STATED PROBLEM >> Please quote the material exactly, every line of it.

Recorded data

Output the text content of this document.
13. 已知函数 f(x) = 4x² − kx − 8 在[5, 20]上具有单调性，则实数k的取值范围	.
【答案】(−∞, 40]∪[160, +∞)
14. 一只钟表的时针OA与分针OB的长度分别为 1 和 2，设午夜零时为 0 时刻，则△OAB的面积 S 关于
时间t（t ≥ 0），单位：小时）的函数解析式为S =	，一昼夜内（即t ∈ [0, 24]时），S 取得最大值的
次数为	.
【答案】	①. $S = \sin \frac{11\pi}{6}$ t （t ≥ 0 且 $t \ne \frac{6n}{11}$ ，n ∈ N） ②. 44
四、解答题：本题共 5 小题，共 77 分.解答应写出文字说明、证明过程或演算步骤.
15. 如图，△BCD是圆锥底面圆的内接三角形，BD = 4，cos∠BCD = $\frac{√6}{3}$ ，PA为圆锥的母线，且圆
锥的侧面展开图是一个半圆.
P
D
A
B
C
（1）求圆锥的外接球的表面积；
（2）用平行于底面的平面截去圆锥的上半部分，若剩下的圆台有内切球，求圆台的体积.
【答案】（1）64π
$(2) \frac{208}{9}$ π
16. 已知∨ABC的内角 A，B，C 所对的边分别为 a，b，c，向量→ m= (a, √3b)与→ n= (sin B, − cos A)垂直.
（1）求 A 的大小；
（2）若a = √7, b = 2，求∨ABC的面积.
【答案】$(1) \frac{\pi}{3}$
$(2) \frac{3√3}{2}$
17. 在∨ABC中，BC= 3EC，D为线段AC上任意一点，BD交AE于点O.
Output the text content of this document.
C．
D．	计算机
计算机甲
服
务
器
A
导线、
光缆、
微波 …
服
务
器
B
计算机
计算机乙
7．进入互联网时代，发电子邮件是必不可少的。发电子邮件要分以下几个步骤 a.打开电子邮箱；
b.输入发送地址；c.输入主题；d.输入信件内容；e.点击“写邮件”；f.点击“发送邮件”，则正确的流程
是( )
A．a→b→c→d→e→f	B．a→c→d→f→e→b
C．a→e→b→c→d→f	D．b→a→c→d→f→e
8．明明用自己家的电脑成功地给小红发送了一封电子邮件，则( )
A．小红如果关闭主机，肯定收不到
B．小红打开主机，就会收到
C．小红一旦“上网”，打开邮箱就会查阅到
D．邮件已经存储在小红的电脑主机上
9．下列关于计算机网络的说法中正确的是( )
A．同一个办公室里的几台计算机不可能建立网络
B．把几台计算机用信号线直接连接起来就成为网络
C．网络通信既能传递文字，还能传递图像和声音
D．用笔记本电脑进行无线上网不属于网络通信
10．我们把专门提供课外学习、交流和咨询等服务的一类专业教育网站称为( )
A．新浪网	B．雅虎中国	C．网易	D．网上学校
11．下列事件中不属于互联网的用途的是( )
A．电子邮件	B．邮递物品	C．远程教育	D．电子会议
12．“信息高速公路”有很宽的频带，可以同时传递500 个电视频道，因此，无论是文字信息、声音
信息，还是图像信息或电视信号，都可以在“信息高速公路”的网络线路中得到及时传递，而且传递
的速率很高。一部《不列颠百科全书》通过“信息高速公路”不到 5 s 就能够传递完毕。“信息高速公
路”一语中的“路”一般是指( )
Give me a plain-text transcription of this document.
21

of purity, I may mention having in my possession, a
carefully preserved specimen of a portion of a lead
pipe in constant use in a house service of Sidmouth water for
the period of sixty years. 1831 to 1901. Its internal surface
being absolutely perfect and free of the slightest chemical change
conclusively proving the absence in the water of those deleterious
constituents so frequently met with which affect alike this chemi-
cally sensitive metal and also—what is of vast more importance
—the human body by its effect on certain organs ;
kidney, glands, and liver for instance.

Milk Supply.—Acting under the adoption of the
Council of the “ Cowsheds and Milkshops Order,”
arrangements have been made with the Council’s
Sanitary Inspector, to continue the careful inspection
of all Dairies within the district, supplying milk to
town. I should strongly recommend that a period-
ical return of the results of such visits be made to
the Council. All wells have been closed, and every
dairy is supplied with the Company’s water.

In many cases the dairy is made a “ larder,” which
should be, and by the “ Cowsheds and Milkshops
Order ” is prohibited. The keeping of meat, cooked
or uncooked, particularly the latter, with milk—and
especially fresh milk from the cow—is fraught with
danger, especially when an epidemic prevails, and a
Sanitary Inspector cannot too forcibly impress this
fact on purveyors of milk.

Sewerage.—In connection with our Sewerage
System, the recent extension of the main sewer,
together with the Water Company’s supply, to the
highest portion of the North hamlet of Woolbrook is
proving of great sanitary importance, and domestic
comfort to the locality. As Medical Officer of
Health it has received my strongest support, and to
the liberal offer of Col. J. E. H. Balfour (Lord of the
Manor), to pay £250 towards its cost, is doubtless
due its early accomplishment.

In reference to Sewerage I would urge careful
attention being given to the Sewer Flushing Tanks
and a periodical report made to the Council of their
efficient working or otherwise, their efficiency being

TASK OUTPUT >>
Output the text content of this document.
13. 已知函数 f(x) = 4x² − kx − 8 在[5, 20]上具有单调性，则实数k的取值范围	.
【答案】(−∞, 40]∪[160, +∞)
14. 一只钟表的时针OA与分针OB的长度分别为 1 和 2，设午夜零时为 0 时刻，则△OAB的面积 S 关于
时间t（t ≥ 0），单位：小时）的函数解析式为S =	，一昼夜内（即t ∈ [0, 24]时），S 取得最大值的
次数为	.
【答案】	①. $S = \sin \frac{11\pi}{6}$ t （t ≥ 0 且 $t \ne \frac{6n}{11}$ ，n ∈ N） ②. 44
四、解答题：本题共 5 小题，共 77 分.解答应写出文字说明、证明过程或演算步骤.
15. 如图，△BCD是圆锥底面圆的内接三角形，BD = 4，cos∠BCD = $\frac{√6}{3}$ ，PA为圆锥的母线，且圆
锥的侧面展开图是一个半圆.
P
D
A
B
C
（1）求圆锥的外接球的表面积；
（2）用平行于底面的平面截去圆锥的上半部分，若剩下的圆台有内切球，求圆台的体积.
【答案】（1）64π
$(2) \frac{208}{9}$ π
16. 已知∨ABC的内角 A，B，C 所对的边分别为 a，b，c，向量→ m= (a, √3b)与→ n= (sin B, − cos A)垂直.
（1）求 A 的大小；
（2）若a = √7, b = 2，求∨ABC的面积.
【答案】$(1) \frac{\pi}{3}$
$(2) \frac{3√3}{2}$
17. 在∨ABC中，BC= 3EC，D为线段AC上任意一点，BD交AE于点O.
Output the text content of this document.
C．
D．	计算机
计算机甲
服
务
器
A
导线、
光缆、
微波 …
服
务
器
B
计算机
计算机乙
7．进入互联网时代，发电子邮件是必不可少的。发电子邮件要分以下几个步骤 a.打开电子邮箱；
b.输入发送地址；c.输入主题；d.输入信件内容；e.点击“写邮件”；f.点击“发送邮件”，则正确的流程
是( )
A．a→b→c→d→e→f	B．a→c→d→f→e→b
C．a→e→b→c→d→f	D．b→a→c→d→f→e
8．明明用自己家的电脑成功地给小红发送了一封电子邮件，则( )
A．小红如果关闭主机，肯定收不到
B．小红打开主机，就会收到
C．小红一旦“上网”，打开邮箱就会查阅到
D．邮件已经存储在小红的电脑主机上
9．下列关于计算机网络的说法中正确的是( )
A．同一个办公室里的几台计算机不可能建立网络
B．把几台计算机用信号线直接连接起来就成为网络
C．网络通信既能传递文字，还能传递图像和声音
D．用笔记本电脑进行无线上网不属于网络通信
10．我们把专门提供课外学习、交流和咨询等服务的一类专业教育网站称为( )
A．新浪网	B．雅虎中国	C．网易	D．网上学校
11．下列事件中不属于互联网的用途的是( )
A．电子邮件	B．邮递物品	C．远程教育	D．电子会议
12．“信息高速公路”有很宽的频带，可以同时传递500 个电视频道，因此，无论是文字信息、声音
信息，还是图像信息或电视信号，都可以在“信息高速公路”的网络线路中得到及时传递，而且传递
的速率很高。一部《不列颠百科全书》通过“信息高速公路”不到 5 s 就能够传递完毕。“信息高速公
路”一语中的“路”一般是指( )
Give me a plain-text transcription of this document.
21

of purity, I may mention having in my possession, a
carefully preserved specimen of a portion of a lead
pipe in constant use in a house service of Sidmouth water for
the period of sixty years. 1831 to 1901. Its internal surface
being absolutely perfect and free of the slightest chemical change
conclusively proving the absence in the water of those deleterious
constituents so frequently met with which affect alike this chemi-
cally sensitive metal and also—what is of vast more importance
—the human body by its effect on certain organs ;
kidney, glands, and liver for instance.

Milk Supply.—Acting under the adoption of the
Council of the “ Cowsheds and Milkshops Order,”
arrangements have been made with the Council’s
Sanitary Inspector, to continue the careful inspection
of all Dairies within the district, supplying milk to
town. I should strongly recommend that a period-
ical return of the results of such visits be made to
the Council. All wells have been closed, and every
dairy is supplied with the Company’s water.

In many cases the dairy is made a “ larder,” which
should be, and by the “ Cowsheds and Milkshops
Order ” is prohibited. The keeping of meat, cooked
or uncooked, particularly the latter, with milk—and
especially fresh milk from the cow—is fraught with
danger, especially when an epidemic prevails, and a
Sanitary Inspector cannot too forcibly impress this
fact on purveyors of milk.

Sewerage.—In connection with our Sewerage
System, the recent extension of the main sewer,
together with the Water Company’s supply, to the
highest portion of the North hamlet of Woolbrook is
proving of great sanitary importance, and domestic
comfort to the locality. As Medical Officer of
Health it has received my strongest support, and to
the liberal offer of Col. J. E. H. Balfour (Lord of the
Manor), to pay £250 towards its cost, is doubtless
due its early accomplishment.

In reference to Sewerage I would urge careful
attention being given to the Sewer Flushing Tanks
and a periodical report made to the Council of their
efficient working or otherwise, their efficiency being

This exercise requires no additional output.